> INFORMATION GIVEN:
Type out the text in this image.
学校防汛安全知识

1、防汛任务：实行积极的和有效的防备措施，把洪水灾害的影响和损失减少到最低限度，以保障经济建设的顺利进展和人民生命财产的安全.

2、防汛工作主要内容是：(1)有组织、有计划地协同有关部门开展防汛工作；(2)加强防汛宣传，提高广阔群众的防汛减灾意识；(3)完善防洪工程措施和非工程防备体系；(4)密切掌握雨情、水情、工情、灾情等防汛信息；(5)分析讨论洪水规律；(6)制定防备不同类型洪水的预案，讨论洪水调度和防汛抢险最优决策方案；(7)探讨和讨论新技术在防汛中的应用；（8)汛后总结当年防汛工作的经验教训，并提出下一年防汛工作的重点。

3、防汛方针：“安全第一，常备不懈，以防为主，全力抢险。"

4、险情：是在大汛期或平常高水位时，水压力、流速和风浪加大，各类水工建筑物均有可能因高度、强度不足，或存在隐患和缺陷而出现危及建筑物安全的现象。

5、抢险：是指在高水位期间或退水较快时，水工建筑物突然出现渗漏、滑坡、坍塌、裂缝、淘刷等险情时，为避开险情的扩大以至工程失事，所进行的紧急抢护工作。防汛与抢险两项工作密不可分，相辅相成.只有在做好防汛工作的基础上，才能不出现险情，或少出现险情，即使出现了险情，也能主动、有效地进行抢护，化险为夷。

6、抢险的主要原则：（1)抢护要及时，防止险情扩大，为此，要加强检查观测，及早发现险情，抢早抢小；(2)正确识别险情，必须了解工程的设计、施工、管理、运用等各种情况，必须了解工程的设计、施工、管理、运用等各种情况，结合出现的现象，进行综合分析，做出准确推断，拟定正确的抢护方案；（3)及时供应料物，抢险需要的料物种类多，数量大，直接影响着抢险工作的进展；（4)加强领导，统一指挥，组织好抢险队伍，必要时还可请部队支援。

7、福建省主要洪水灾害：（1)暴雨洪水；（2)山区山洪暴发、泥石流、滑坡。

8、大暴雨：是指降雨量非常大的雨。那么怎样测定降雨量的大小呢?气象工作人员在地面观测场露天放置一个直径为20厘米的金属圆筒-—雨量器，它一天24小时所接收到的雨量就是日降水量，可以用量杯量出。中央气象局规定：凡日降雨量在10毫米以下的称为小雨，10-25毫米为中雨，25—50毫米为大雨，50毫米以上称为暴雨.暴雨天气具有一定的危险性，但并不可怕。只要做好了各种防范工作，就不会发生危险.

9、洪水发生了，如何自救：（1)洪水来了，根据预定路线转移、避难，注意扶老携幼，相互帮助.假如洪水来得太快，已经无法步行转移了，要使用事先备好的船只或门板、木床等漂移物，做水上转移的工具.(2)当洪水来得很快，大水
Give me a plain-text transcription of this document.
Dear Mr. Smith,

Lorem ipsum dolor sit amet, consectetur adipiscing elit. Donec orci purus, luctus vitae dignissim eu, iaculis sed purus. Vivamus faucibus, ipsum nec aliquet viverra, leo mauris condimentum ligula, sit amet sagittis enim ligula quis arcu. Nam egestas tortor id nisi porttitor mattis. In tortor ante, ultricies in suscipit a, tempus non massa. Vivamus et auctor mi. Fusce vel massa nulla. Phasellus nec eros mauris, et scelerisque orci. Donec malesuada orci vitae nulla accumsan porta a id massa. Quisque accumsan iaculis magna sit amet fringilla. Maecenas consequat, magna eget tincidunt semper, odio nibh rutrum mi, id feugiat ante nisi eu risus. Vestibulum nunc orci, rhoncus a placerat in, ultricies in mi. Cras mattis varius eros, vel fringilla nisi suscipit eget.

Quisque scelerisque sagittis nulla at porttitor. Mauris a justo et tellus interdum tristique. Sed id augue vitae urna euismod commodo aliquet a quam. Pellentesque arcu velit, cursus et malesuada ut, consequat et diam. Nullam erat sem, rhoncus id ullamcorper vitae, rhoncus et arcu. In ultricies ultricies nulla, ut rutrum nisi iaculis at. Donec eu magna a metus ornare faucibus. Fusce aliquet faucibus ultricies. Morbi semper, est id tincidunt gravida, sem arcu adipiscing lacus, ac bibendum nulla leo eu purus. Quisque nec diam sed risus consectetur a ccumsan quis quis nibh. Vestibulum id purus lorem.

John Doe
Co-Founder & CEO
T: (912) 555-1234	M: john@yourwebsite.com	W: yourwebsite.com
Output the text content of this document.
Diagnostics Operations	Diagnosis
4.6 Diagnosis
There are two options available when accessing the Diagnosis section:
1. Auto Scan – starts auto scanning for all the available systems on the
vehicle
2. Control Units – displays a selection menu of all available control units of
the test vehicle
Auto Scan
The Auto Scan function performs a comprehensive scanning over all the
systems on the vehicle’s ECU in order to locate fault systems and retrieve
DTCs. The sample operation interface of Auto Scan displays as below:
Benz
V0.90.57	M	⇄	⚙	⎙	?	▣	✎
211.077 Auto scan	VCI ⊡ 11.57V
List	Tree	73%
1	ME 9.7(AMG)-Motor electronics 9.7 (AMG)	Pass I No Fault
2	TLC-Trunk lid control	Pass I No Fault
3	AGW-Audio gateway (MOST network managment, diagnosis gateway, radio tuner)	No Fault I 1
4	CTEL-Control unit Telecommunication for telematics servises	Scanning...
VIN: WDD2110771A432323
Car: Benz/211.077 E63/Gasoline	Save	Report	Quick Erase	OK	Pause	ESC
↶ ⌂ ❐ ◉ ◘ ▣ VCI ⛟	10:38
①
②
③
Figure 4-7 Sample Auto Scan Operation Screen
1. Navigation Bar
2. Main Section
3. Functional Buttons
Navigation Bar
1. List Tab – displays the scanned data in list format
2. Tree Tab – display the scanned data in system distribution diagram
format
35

> DIRECTIVE:
Write the listing out again, exactly as shown above.

> RESULT OF THIS EXERCISE:
Type out the text in this image.
学校防汛安全知识

1、防汛任务：实行积极的和有效的防备措施，把洪水灾害的影响和损失减少到最低限度，以保障经济建设的顺利进展和人民生命财产的安全.

2、防汛工作主要内容是：(1)有组织、有计划地协同有关部门开展防汛工作；(2)加强防汛宣传，提高广阔群众的防汛减灾意识；(3)完善防洪工程措施和非工程防备体系；(4)密切掌握雨情、水情、工情、灾情等防汛信息；(5)分析讨论洪水规律；(6)制定防备不同类型洪水的预案，讨论洪水调度和防汛抢险最优决策方案；(7)探讨和讨论新技术在防汛中的应用；（8)汛后总结当年防汛工作的经验教训，并提出下一年防汛工作的重点。

3、防汛方针：“安全第一，常备不懈，以防为主，全力抢险。"

4、险情：是在大汛期或平常高水位时，水压力、流速和风浪加大，各类水工建筑物均有可能因高度、强度不足，或存在隐患和缺陷而出现危及建筑物安全的现象。

5、抢险：是指在高水位期间或退水较快时，水工建筑物突然出现渗漏、滑坡、坍塌、裂缝、淘刷等险情时，为避开险情的扩大以至工程失事，所进行的紧急抢护工作。防汛与抢险两项工作密不可分，相辅相成.只有在做好防汛工作的基础上，才能不出现险情，或少出现险情，即使出现了险情，也能主动、有效地进行抢护，化险为夷。

6、抢险的主要原则：（1)抢护要及时，防止险情扩大，为此，要加强检查观测，及早发现险情，抢早抢小；(2)正确识别险情，必须了解工程的设计、施工、管理、运用等各种情况，必须了解工程的设计、施工、管理、运用等各种情况，结合出现的现象，进行综合分析，做出准确推断，拟定正确的抢护方案；（3)及时供应料物，抢险需要的料物种类多，数量大，直接影响着抢险工作的进展；（4)加强领导，统一指挥，组织好抢险队伍，必要时还可请部队支援。

7、福建省主要洪水灾害：（1)暴雨洪水；（2)山区山洪暴发、泥石流、滑坡。

8、大暴雨：是指降雨量非常大的雨。那么怎样测定降雨量的大小呢?气象工作人员在地面观测场露天放置一个直径为20厘米的金属圆筒-—雨量器，它一天24小时所接收到的雨量就是日降水量，可以用量杯量出。中央气象局规定：凡日降雨量在10毫米以下的称为小雨，10-25毫米为中雨，25—50毫米为大雨，50毫米以上称为暴雨.暴雨天气具有一定的危险性，但并不可怕。只要做好了各种防范工作，就不会发生危险.

9、洪水发生了，如何自救：（1)洪水来了，根据预定路线转移、避难，注意扶老携幼，相互帮助.假如洪水来得太快，已经无法步行转移了，要使用事先备好的船只或门板、木床等漂移物，做水上转移的工具.(2)当洪水来得很快，大水
Give me a plain-text transcription of this document.
Dear Mr. Smith,

Lorem ipsum dolor sit amet, consectetur adipiscing elit. Donec orci purus, luctus vitae dignissim eu, iaculis sed purus. Vivamus faucibus, ipsum nec aliquet viverra, leo mauris condimentum ligula, sit amet sagittis enim ligula quis arcu. Nam egestas tortor id nisi porttitor mattis. In tortor ante, ultricies in suscipit a, tempus non massa. Vivamus et auctor mi. Fusce vel massa nulla. Phasellus nec eros mauris, et scelerisque orci. Donec malesuada orci vitae nulla accumsan porta a id massa. Quisque accumsan iaculis magna sit amet fringilla. Maecenas consequat, magna eget tincidunt semper, odio nibh rutrum mi, id feugiat ante nisi eu risus. Vestibulum nunc orci, rhoncus a placerat in, ultricies in mi. Cras mattis varius eros, vel fringilla nisi suscipit eget.

Quisque scelerisque sagittis nulla at porttitor. Mauris a justo et tellus interdum tristique. Sed id augue vitae urna euismod commodo aliquet a quam. Pellentesque arcu velit, cursus et malesuada ut, consequat et diam. Nullam erat sem, rhoncus id ullamcorper vitae, rhoncus et arcu. In ultricies ultricies nulla, ut rutrum nisi iaculis at. Donec eu magna a metus ornare faucibus. Fusce aliquet faucibus ultricies. Morbi semper, est id tincidunt gravida, sem arcu adipiscing lacus, ac bibendum nulla leo eu purus. Quisque nec diam sed risus consectetur a ccumsan quis quis nibh. Vestibulum id purus lorem.

John Doe
Co-Founder & CEO
T: (912) 555-1234	M: john@yourwebsite.com	W: yourwebsite.com
Output the text content of this document.
Diagnostics Operations	Diagnosis
4.6 Diagnosis
There are two options available when accessing the Diagnosis section:
1. Auto Scan – starts auto scanning for all the available systems on the
vehicle
2. Control Units – displays a selection menu of all available control units of
the test vehicle
Auto Scan
The Auto Scan function performs a comprehensive scanning over all the
systems on the vehicle’s ECU in order to locate fault systems and retrieve
DTCs. The sample operation interface of Auto Scan displays as below:
Benz
V0.90.57	M	⇄	⚙	⎙	?	▣	✎
211.077 Auto scan	VCI ⊡ 11.57V
List	Tree	73%
1	ME 9.7(AMG)-Motor electronics 9.7 (AMG)	Pass I No Fault
2	TLC-Trunk lid control	Pass I No Fault
3	AGW-Audio gateway (MOST network managment, diagnosis gateway, radio tuner)	No Fault I 1
4	CTEL-Control unit Telecommunication for telematics servises	Scanning...
VIN: WDD2110771A432323
Car: Benz/211.077 E63/Gasoline	Save	Report	Quick Erase	OK	Pause	ESC
↶ ⌂ ❐ ◉ ◘ ▣ VCI ⛟	10:38
①
②
③
Figure 4-7 Sample Auto Scan Operation Screen
1. Navigation Bar
2. Main Section
3. Functional Buttons
Navigation Bar
1. List Tab – displays the scanned data in list format
2. Tree Tab – display the scanned data in system distribution diagram
format
35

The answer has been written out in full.